Extracted records
◇ ◇ ◇ ◇ ◇ ◇ ◇

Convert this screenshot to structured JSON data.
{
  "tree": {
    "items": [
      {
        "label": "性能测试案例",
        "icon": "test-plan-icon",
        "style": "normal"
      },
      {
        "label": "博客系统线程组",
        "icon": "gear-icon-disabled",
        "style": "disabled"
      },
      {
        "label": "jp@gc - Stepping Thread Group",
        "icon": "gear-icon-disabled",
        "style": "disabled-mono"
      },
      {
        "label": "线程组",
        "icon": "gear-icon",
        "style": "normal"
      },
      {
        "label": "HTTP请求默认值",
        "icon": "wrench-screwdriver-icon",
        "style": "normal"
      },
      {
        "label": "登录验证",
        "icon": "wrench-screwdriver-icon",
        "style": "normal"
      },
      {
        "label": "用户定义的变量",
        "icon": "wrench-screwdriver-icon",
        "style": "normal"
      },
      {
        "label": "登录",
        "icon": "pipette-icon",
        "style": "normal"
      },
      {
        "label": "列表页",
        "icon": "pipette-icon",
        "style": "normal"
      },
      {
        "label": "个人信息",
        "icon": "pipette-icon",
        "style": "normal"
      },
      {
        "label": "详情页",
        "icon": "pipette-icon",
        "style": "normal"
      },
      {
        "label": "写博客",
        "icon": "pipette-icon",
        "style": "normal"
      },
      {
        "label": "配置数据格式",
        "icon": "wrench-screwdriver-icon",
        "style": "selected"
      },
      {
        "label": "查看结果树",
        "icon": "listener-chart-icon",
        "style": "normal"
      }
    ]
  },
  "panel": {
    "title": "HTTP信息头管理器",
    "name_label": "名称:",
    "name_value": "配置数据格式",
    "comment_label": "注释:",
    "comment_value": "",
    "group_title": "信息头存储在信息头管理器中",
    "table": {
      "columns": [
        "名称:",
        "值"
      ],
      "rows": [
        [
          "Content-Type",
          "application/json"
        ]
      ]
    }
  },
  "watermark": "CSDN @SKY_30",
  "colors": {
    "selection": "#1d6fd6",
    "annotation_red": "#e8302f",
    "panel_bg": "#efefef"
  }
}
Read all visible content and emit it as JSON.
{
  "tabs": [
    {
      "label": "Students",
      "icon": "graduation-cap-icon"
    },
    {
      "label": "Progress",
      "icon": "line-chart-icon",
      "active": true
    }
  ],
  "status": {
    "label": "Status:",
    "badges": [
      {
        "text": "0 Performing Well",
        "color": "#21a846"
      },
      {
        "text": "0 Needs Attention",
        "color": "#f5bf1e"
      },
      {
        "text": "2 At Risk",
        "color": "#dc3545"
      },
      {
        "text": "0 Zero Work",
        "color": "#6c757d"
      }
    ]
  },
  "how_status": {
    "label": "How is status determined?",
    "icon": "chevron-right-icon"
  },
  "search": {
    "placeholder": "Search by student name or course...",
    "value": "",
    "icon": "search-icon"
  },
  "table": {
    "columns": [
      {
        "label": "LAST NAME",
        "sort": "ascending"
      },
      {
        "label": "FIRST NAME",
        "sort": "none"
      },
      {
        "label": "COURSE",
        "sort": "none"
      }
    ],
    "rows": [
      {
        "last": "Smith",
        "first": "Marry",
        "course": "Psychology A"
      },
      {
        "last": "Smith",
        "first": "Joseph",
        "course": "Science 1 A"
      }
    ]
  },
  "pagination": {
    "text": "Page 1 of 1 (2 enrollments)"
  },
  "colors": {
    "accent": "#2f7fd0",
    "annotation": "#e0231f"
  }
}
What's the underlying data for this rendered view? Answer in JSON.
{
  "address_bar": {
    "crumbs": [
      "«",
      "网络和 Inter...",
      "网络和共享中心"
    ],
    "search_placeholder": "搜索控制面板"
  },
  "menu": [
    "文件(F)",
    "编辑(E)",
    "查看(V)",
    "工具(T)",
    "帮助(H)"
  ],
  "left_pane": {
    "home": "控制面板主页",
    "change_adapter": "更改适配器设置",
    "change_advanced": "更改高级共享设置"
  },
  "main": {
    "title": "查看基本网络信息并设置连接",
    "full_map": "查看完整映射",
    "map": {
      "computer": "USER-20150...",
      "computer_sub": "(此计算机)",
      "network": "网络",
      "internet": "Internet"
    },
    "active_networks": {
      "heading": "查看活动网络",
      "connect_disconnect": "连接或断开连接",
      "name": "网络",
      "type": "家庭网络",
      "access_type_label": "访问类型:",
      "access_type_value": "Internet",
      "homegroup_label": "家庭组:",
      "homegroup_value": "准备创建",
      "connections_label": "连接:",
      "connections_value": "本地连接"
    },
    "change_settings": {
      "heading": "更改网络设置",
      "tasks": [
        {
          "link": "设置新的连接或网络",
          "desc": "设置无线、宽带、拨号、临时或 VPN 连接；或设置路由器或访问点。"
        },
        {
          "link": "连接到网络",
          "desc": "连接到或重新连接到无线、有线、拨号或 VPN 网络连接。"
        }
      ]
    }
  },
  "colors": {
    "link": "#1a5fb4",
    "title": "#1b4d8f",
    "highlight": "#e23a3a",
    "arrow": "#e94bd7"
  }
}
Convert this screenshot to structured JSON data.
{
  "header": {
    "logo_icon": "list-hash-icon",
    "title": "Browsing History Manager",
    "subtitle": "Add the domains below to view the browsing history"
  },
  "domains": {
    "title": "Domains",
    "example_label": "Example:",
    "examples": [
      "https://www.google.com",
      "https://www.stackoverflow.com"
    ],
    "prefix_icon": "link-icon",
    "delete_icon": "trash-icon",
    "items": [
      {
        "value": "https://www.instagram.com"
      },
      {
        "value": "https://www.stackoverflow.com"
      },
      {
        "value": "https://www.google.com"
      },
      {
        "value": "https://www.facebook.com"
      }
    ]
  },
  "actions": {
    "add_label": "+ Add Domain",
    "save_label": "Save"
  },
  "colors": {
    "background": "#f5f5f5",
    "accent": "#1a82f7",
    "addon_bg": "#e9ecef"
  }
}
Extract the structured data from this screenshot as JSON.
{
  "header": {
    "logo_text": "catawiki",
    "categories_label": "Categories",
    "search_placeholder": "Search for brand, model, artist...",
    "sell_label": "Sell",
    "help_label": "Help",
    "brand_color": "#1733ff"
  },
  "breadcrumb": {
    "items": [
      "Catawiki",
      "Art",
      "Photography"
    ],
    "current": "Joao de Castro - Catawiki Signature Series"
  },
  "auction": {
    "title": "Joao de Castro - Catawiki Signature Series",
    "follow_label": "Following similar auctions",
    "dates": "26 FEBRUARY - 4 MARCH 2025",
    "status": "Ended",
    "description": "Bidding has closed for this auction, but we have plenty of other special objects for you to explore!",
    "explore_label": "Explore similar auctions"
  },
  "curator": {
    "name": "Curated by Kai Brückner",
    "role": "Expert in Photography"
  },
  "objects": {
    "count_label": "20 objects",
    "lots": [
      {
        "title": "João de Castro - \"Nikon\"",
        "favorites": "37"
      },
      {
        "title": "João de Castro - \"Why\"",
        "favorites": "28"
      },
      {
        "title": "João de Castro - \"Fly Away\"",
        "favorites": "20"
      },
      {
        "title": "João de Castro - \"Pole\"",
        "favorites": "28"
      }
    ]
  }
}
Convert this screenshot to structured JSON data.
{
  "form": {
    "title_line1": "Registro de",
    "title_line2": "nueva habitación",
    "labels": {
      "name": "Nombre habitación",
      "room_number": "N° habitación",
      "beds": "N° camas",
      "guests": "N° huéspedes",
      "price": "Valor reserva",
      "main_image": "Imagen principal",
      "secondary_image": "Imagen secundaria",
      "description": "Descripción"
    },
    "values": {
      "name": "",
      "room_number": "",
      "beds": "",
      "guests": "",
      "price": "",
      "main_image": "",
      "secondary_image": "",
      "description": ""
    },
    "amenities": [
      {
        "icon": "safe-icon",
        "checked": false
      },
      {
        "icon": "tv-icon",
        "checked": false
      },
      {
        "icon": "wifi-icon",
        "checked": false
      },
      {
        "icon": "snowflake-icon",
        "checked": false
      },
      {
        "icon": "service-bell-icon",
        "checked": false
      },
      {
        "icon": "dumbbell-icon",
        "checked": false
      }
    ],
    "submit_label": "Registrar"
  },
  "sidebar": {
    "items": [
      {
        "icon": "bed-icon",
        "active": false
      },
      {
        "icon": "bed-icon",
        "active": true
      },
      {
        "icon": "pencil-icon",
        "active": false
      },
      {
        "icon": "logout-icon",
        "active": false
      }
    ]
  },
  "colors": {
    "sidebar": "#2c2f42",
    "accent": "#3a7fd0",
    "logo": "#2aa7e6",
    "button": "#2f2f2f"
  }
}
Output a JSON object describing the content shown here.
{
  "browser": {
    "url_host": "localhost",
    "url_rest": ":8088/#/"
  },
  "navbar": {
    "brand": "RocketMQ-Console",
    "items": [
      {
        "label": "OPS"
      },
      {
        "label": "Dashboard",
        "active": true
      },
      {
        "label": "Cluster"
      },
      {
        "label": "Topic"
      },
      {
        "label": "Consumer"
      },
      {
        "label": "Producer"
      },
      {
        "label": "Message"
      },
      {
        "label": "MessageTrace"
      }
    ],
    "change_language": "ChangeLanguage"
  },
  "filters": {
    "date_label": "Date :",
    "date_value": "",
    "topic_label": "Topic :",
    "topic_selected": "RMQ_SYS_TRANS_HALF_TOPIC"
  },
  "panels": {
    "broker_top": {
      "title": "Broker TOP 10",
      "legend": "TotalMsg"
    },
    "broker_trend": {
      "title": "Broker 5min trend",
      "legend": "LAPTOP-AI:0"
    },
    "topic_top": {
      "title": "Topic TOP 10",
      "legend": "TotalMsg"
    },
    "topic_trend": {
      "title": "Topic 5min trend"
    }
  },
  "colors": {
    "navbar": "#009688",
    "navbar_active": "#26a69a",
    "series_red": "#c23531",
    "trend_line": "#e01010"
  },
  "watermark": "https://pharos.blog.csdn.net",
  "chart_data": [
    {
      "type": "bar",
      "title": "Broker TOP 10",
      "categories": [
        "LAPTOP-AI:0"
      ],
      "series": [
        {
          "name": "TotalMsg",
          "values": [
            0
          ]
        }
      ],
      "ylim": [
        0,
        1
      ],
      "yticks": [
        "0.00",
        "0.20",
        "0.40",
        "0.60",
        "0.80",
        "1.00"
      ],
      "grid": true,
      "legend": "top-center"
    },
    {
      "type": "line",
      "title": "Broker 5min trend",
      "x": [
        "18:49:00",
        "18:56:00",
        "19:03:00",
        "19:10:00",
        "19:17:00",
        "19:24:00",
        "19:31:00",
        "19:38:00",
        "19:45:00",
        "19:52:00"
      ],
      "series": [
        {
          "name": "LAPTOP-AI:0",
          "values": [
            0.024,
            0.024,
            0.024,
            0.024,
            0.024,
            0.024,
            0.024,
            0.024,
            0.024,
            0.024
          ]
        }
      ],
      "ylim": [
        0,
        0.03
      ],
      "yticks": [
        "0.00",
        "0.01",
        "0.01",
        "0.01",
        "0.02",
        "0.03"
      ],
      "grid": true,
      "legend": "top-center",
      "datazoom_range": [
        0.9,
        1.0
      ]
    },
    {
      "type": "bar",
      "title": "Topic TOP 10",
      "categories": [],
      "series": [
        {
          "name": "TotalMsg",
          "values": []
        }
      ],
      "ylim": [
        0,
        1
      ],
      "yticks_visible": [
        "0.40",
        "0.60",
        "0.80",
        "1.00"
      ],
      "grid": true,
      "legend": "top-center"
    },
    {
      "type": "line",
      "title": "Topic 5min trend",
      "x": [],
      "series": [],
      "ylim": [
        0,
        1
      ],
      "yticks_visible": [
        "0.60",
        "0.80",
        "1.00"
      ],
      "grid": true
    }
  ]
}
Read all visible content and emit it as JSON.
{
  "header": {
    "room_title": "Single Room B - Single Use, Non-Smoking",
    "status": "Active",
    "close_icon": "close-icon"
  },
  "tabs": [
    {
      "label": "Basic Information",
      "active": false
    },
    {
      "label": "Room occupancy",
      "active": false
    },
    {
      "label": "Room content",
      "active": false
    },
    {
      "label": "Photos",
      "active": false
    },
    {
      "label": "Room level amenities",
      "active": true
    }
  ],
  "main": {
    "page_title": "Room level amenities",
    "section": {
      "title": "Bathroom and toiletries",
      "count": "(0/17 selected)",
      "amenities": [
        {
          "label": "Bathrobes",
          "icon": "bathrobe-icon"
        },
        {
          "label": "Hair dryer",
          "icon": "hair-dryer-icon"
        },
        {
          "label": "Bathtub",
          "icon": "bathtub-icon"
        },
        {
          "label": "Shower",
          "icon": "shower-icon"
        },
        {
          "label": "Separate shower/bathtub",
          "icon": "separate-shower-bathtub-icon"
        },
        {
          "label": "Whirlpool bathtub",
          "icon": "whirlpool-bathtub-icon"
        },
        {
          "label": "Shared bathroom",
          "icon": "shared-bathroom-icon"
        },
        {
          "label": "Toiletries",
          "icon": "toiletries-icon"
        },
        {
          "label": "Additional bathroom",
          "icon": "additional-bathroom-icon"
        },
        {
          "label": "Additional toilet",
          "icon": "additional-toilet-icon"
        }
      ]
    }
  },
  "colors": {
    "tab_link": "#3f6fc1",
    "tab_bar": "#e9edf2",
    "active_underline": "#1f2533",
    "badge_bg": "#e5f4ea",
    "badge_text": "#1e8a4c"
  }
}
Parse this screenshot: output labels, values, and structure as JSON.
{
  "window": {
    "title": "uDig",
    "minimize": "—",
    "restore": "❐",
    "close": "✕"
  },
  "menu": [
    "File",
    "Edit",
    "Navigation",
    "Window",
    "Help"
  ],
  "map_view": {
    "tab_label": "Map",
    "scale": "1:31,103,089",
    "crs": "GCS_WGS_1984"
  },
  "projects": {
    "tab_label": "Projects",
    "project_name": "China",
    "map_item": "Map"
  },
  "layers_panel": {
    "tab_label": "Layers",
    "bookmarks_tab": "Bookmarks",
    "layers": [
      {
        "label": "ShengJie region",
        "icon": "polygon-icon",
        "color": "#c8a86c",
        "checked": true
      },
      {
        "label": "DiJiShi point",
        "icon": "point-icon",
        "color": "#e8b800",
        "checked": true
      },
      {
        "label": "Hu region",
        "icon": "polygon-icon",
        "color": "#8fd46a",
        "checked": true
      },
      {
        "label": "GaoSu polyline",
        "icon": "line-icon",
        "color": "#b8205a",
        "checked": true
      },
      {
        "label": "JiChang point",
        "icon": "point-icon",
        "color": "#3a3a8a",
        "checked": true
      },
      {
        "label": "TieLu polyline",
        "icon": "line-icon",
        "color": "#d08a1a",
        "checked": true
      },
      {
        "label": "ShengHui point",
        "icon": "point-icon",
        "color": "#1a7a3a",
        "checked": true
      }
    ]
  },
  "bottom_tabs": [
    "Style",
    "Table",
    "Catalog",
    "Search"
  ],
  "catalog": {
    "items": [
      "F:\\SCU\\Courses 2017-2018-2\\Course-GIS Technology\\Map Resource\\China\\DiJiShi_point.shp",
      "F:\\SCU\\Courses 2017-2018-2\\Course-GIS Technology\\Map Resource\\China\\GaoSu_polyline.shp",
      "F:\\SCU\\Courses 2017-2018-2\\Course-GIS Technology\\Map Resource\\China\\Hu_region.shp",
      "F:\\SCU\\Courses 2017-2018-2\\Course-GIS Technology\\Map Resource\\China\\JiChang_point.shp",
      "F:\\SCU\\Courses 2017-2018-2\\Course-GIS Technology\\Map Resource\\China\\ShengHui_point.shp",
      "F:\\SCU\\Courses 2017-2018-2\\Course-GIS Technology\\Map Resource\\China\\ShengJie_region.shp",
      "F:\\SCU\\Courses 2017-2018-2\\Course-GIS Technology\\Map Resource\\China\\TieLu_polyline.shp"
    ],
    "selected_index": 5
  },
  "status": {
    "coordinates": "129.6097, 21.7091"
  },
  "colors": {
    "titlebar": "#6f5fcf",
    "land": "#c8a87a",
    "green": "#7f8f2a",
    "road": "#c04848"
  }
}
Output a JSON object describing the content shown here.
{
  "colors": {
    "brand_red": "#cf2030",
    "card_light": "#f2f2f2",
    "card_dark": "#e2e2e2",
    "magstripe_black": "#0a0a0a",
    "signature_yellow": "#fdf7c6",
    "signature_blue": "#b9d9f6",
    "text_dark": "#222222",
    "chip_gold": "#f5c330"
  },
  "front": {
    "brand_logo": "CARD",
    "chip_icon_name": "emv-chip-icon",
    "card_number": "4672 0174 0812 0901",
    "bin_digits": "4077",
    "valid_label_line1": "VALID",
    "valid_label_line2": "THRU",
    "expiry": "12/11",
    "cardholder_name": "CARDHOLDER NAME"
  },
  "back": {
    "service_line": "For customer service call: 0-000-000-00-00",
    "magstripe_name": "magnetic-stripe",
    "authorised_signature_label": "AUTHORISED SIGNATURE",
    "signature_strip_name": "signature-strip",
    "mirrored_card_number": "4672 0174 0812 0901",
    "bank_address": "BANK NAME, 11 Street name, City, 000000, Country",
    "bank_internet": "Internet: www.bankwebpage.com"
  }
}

◇ ◇ ◇ ◇ ◇ ◇ ◇

*THE TASK*. Extract all lines that hold the word "favorites".

*COMPLETED TASK*.
        "favorites": "37"
        "favorites": "28"
        "favorites": "20"
        "favorites": "28"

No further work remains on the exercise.